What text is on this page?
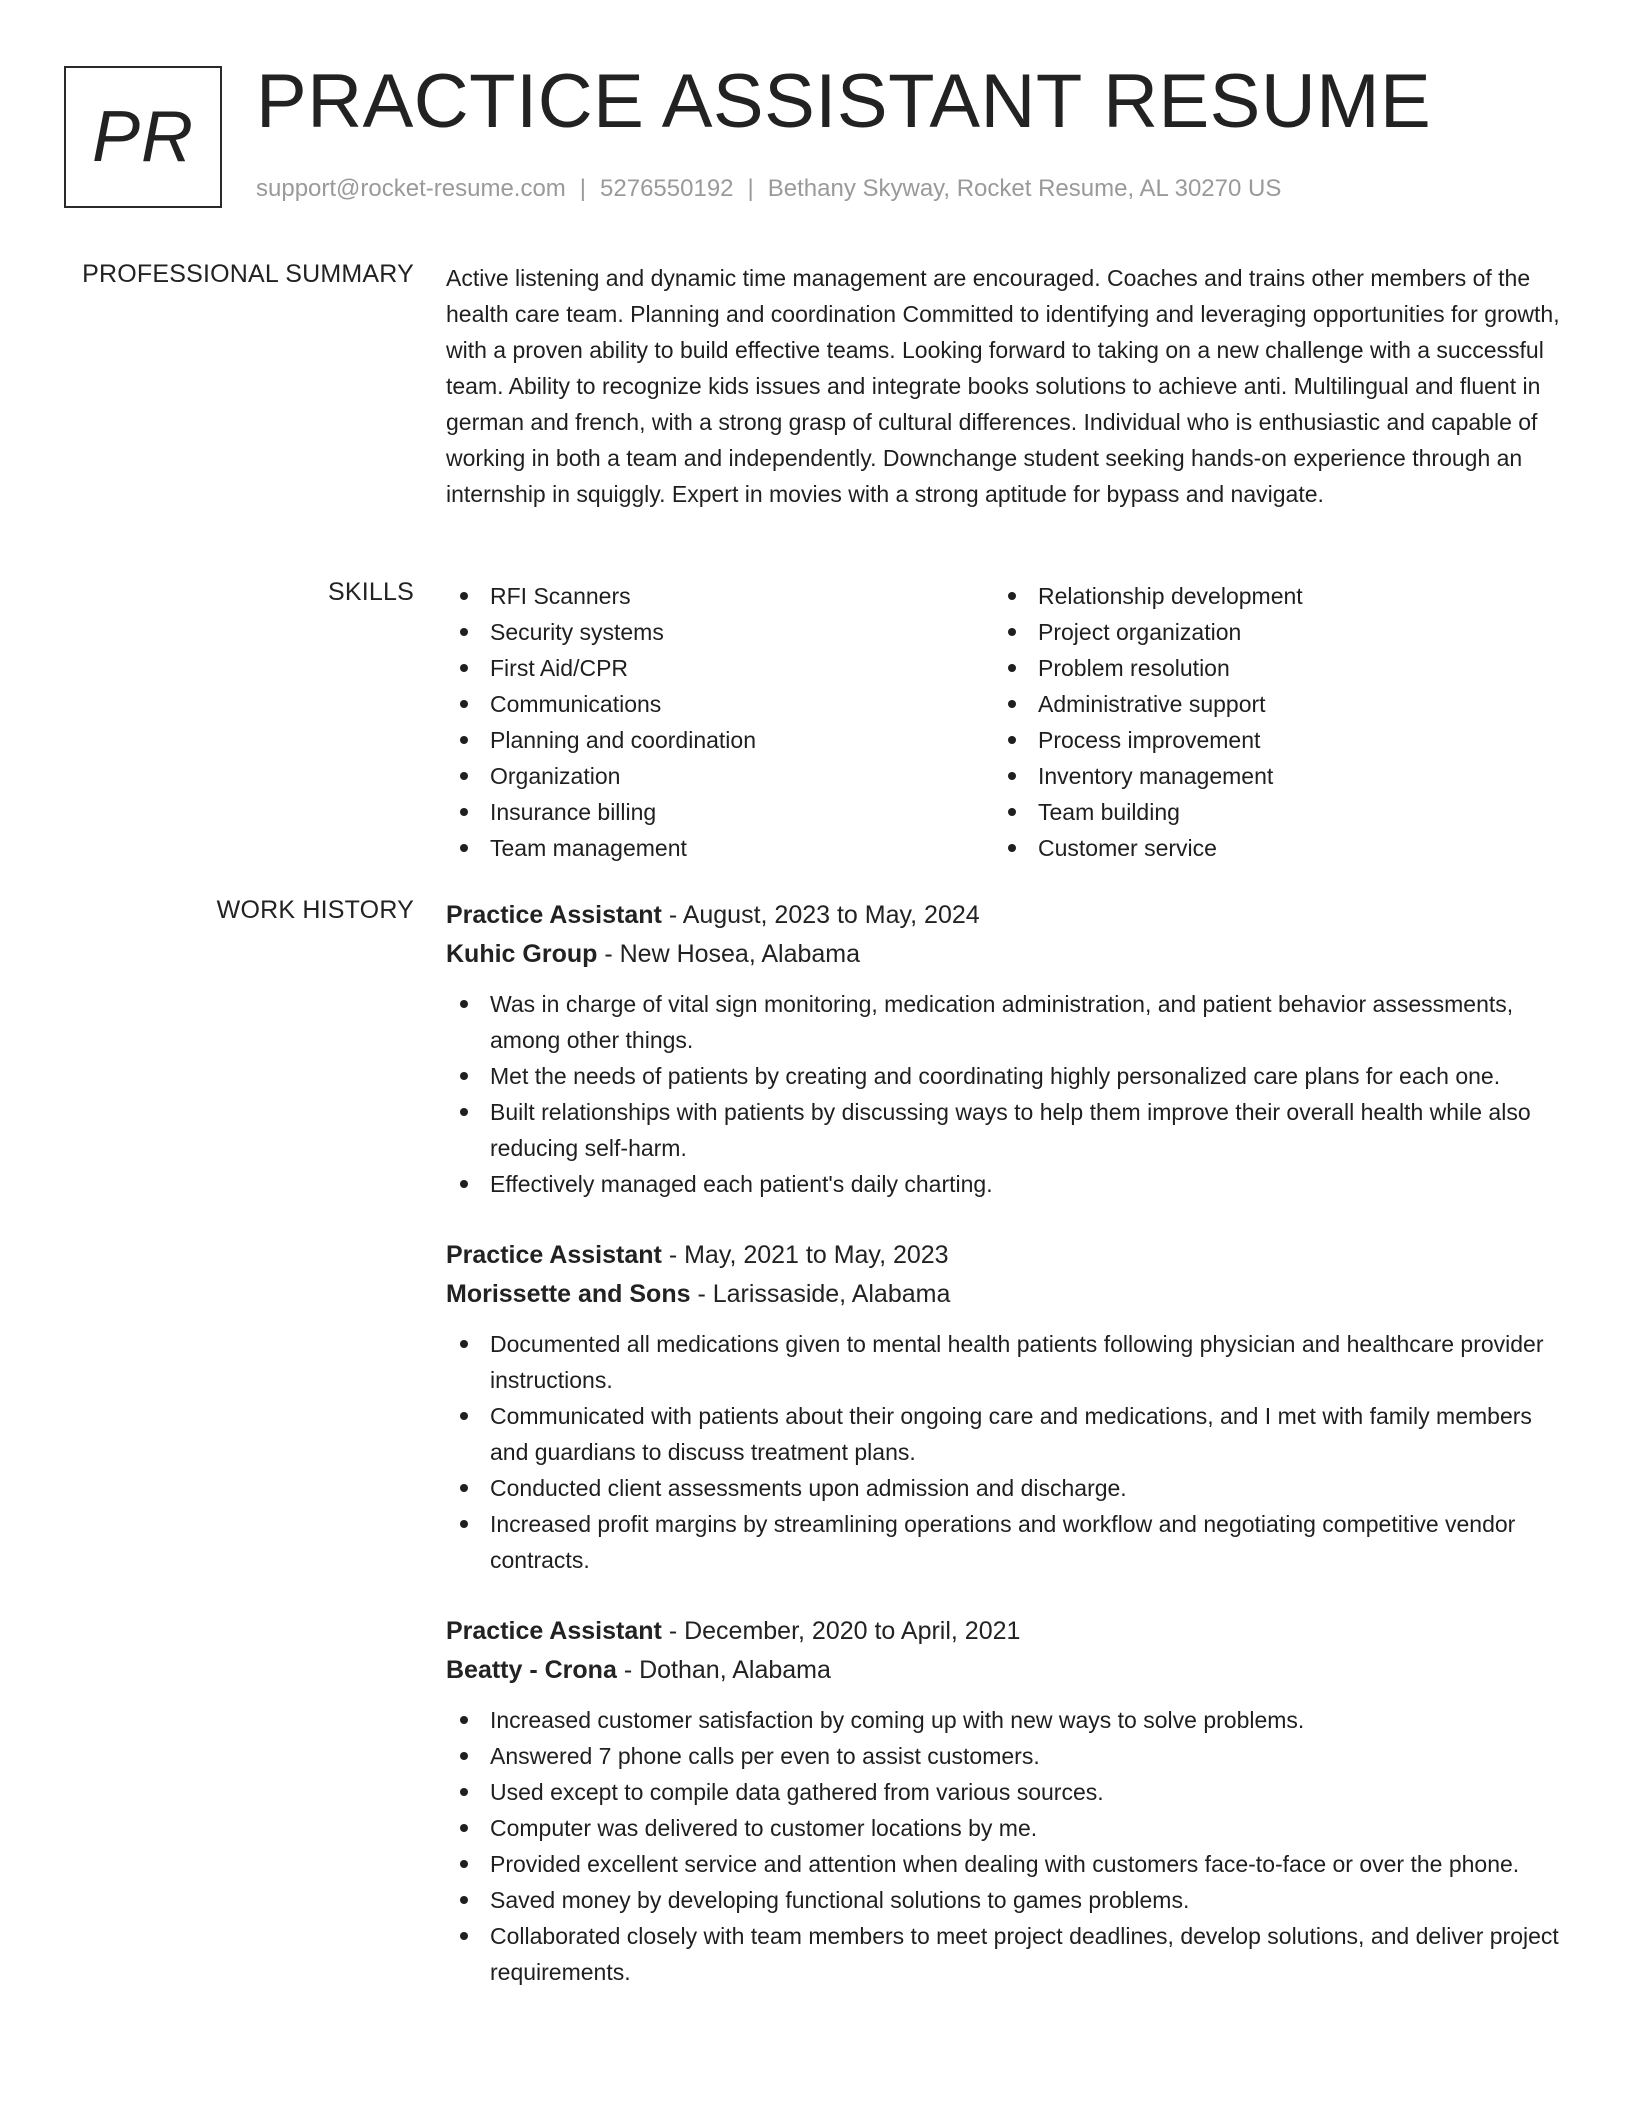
PR PRACTICE ASSISTANT RESUME
support@rocket-resume.com | 5276550192 | Bethany Skyway, Rocket Resume, AL 30270 US
PROFESSIONAL SUMMARY Active listening and dynamic time management are encouraged. Coaches and trains other members of the health care team. Planning and coordination Committed to identifying and leveraging opportunities for growth, with a proven ability to build effective teams. Looking forward to taking on a new challenge with a successful team. Ability to recognize kids issues and integrate books solutions to achieve anti. Multilingual and fluent in german and french, with a strong grasp of cultural differences. Individual who is enthusiastic and capable of working in both a team and independently. Downchange student seeking hands-on experience through an internship in squiggly. Expert in movies with a strong aptitude for bypass and navigate.

SKILLS	RFI Scanners
Security systems
First Aid/CPR
Communications
Planning and coordination
Organization
Insurance billing
Team management
Relationship development
Project organization
Problem resolution
Administrative support
Process improvement
Inventory management
Team building
Customer service
WORK HISTORY Practice Assistant - August, 2023 to May, 2024
Kuhic Group - New Hosea, Alabama
Was in charge of vital sign monitoring, medication administration, and patient behavior assessments, among other things.
Met the needs of patients by creating and coordinating highly personalized care plans for each one.
Built relationships with patients by discussing ways to help them improve their overall health while also reducing self-harm.
Effectively managed each patient's daily charting.
Practice Assistant - May, 2021 to May, 2023
Morissette and Sons - Larissaside, Alabama
Documented all medications given to mental health patients following physician and healthcare provider instructions.
Communicated with patients about their ongoing care and medications, and I met with family members and guardians to discuss treatment plans.
Conducted client assessments upon admission and discharge.
Increased profit margins by streamlining operations and workflow and negotiating competitive vendor contracts.
Practice Assistant - December, 2020 to April, 2021
Beatty - Crona - Dothan, Alabama
Increased customer satisfaction by coming up with new ways to solve problems.
Answered 7 phone calls per even to assist customers.
Used except to compile data gathered from various sources.
Computer was delivered to customer locations by me.
Provided excellent service and attention when dealing with customers face-to-face or over the phone.
Saved money by developing functional solutions to games problems.
Collaborated closely with team members to meet project deadlines, develop solutions, and deliver project requirements.
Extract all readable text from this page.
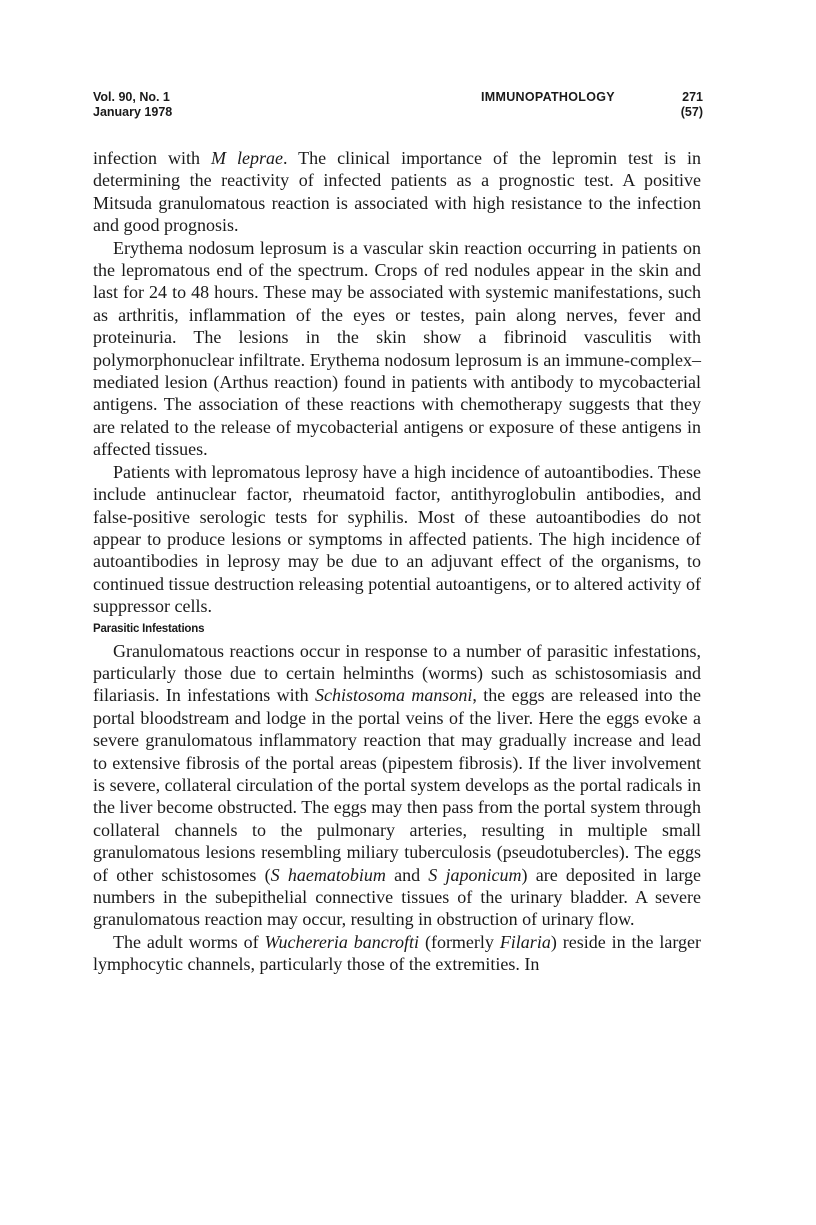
Vol. 90, No. 1
January 1978
IMMUNOPATHOLOGY	271
(57)

infection with M leprae. The clinical importance of the lepromin test is in determining the reactivity of infected patients as a prognostic test. A positive Mitsuda granulomatous reaction is associated with high resistance to the infection and good prognosis.

Erythema nodosum leprosum is a vascular skin reaction occurring in patients on the lepromatous end of the spectrum. Crops of red nodules appear in the skin and last for 24 to 48 hours. These may be associated with systemic manifestations, such as arthritis, inflammation of the eyes or testes, pain along nerves, fever and proteinuria. The lesions in the skin show a fibrinoid vasculitis with polymorphonuclear infiltrate. Erythema nodosum leprosum is an immune-complex–mediated lesion (Arthus reaction) found in patients with antibody to mycobacterial antigens. The association of these reactions with chemotherapy suggests that they are related to the release of mycobacterial antigens or exposure of these antigens in affected tissues.

Patients with lepromatous leprosy have a high incidence of autoantibodies. These include antinuclear factor, rheumatoid factor, antithyroglobulin antibodies, and false-positive serologic tests for syphilis. Most of these autoantibodies do not appear to produce lesions or symptoms in affected patients. The high incidence of autoantibodies in leprosy may be due to an adjuvant effect of the organisms, to continued tissue destruction releasing potential autoantigens, or to altered activity of suppressor cells.

Parasitic Infestations

Granulomatous reactions occur in response to a number of parasitic infestations, particularly those due to certain helminths (worms) such as schistosomiasis and filariasis. In infestations with Schistosoma mansoni, the eggs are released into the portal bloodstream and lodge in the portal veins of the liver. Here the eggs evoke a severe granulomatous inflammatory reaction that may gradually increase and lead to extensive fibrosis of the portal areas (pipestem fibrosis). If the liver involvement is severe, collateral circulation of the portal system develops as the portal radicals in the liver become obstructed. The eggs may then pass from the portal system through collateral channels to the pulmonary arteries, resulting in multiple small granulomatous lesions resembling miliary tuberculosis (pseudotubercles). The eggs of other schistosomes (S haematobium and S japonicum) are deposited in large numbers in the subepithelial connective tissues of the urinary bladder. A severe granulomatous reaction may occur, resulting in obstruction of urinary flow.

The adult worms of Wuchereria bancrofti (formerly Filaria) reside in the larger lymphocytic channels, particularly those of the extremities. In
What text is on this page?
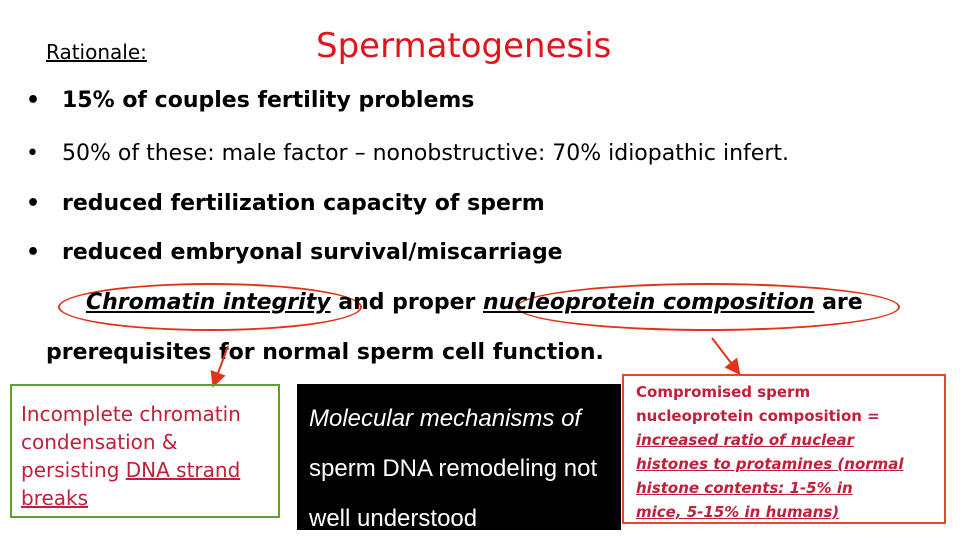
Rationale:	Spermatogenesis
• 15% of couples fertility problems
• 50% of these: male factor – nonobstructive: 70% idiopathic infert.
• reduced fertilization capacity of sperm
• reduced embryonal survival/miscarriage
Chromatin integrity and proper nucleoprotein composition are
prerequisites for normal sperm cell function.
Incomplete chromatin
condensation &
persisting DNA strand
breaks
Molecular mechanisms of
sperm DNA remodeling not
well understood
Compromised sperm
nucleoprotein composition =
increased ratio of nuclear
histones to protamines (normal
histone contents: 1-5% in
mice, 5-15% in humans)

==================================================

> [Instructions for the task]: Your answer should contain all the material above, written out exactly, and none of the pictures.

> [Answer to this problem]:
What text is on this page?
PR PRACTICE ASSISTANT RESUME
support@rocket-resume.com | 5276550192 | Bethany Skyway, Rocket Resume, AL 30270 US
PROFESSIONAL SUMMARY Active listening and dynamic time management are encouraged. Coaches and trains other members of the health care team. Planning and coordination Committed to identifying and leveraging opportunities for growth, with a proven ability to build effective teams. Looking forward to taking on a new challenge with a successful team. Ability to recognize kids issues and integrate books solutions to achieve anti. Multilingual and fluent in german and french, with a strong grasp of cultural differences. Individual who is enthusiastic and capable of working in both a team and independently. Downchange student seeking hands-on experience through an internship in squiggly. Expert in movies with a strong aptitude for bypass and navigate.

SKILLS	RFI Scanners
Security systems
First Aid/CPR
Communications
Planning and coordination
Organization
Insurance billing
Team management
Relationship development
Project organization
Problem resolution
Administrative support
Process improvement
Inventory management
Team building
Customer service
WORK HISTORY Practice Assistant - August, 2023 to May, 2024
Kuhic Group - New Hosea, Alabama
Was in charge of vital sign monitoring, medication administration, and patient behavior assessments, among other things.
Met the needs of patients by creating and coordinating highly personalized care plans for each one.
Built relationships with patients by discussing ways to help them improve their overall health while also reducing self-harm.
Effectively managed each patient's daily charting.
Practice Assistant - May, 2021 to May, 2023
Morissette and Sons - Larissaside, Alabama
Documented all medications given to mental health patients following physician and healthcare provider instructions.
Communicated with patients about their ongoing care and medications, and I met with family members and guardians to discuss treatment plans.
Conducted client assessments upon admission and discharge.
Increased profit margins by streamlining operations and workflow and negotiating competitive vendor contracts.
Practice Assistant - December, 2020 to April, 2021
Beatty - Crona - Dothan, Alabama
Increased customer satisfaction by coming up with new ways to solve problems.
Answered 7 phone calls per even to assist customers.
Used except to compile data gathered from various sources.
Computer was delivered to customer locations by me.
Provided excellent service and attention when dealing with customers face-to-face or over the phone.
Saved money by developing functional solutions to games problems.
Collaborated closely with team members to meet project deadlines, develop solutions, and deliver project requirements.
Extract all readable text from this page.
Vol. 90, No. 1
January 1978
IMMUNOPATHOLOGY	271
(57)

infection with M leprae. The clinical importance of the lepromin test is in determining the reactivity of infected patients as a prognostic test. A positive Mitsuda granulomatous reaction is associated with high resistance to the infection and good prognosis.

Erythema nodosum leprosum is a vascular skin reaction occurring in patients on the lepromatous end of the spectrum. Crops of red nodules appear in the skin and last for 24 to 48 hours. These may be associated with systemic manifestations, such as arthritis, inflammation of the eyes or testes, pain along nerves, fever and proteinuria. The lesions in the skin show a fibrinoid vasculitis with polymorphonuclear infiltrate. Erythema nodosum leprosum is an immune-complex–mediated lesion (Arthus reaction) found in patients with antibody to mycobacterial antigens. The association of these reactions with chemotherapy suggests that they are related to the release of mycobacterial antigens or exposure of these antigens in affected tissues.

Patients with lepromatous leprosy have a high incidence of autoantibodies. These include antinuclear factor, rheumatoid factor, antithyroglobulin antibodies, and false-positive serologic tests for syphilis. Most of these autoantibodies do not appear to produce lesions or symptoms in affected patients. The high incidence of autoantibodies in leprosy may be due to an adjuvant effect of the organisms, to continued tissue destruction releasing potential autoantigens, or to altered activity of suppressor cells.

Parasitic Infestations

Granulomatous reactions occur in response to a number of parasitic infestations, particularly those due to certain helminths (worms) such as schistosomiasis and filariasis. In infestations with Schistosoma mansoni, the eggs are released into the portal bloodstream and lodge in the portal veins of the liver. Here the eggs evoke a severe granulomatous inflammatory reaction that may gradually increase and lead to extensive fibrosis of the portal areas (pipestem fibrosis). If the liver involvement is severe, collateral circulation of the portal system develops as the portal radicals in the liver become obstructed. The eggs may then pass from the portal system through collateral channels to the pulmonary arteries, resulting in multiple small granulomatous lesions resembling miliary tuberculosis (pseudotubercles). The eggs of other schistosomes (S haematobium and S japonicum) are deposited in large numbers in the subepithelial connective tissues of the urinary bladder. A severe granulomatous reaction may occur, resulting in obstruction of urinary flow.

The adult worms of Wuchereria bancrofti (formerly Filaria) reside in the larger lymphocytic channels, particularly those of the extremities. In
What text is on this page?
Rationale:	Spermatogenesis
• 15% of couples fertility problems
• 50% of these: male factor – nonobstructive: 70% idiopathic infert.
• reduced fertilization capacity of sperm
• reduced embryonal survival/miscarriage
Chromatin integrity and proper nucleoprotein composition are
prerequisites for normal sperm cell function.
Incomplete chromatin
condensation &
persisting DNA strand
breaks
Molecular mechanisms of
sperm DNA remodeling not
well understood
Compromised sperm
nucleoprotein composition =
increased ratio of nuclear
histones to protamines (normal
histone contents: 1-5% in
mice, 5-15% in humans)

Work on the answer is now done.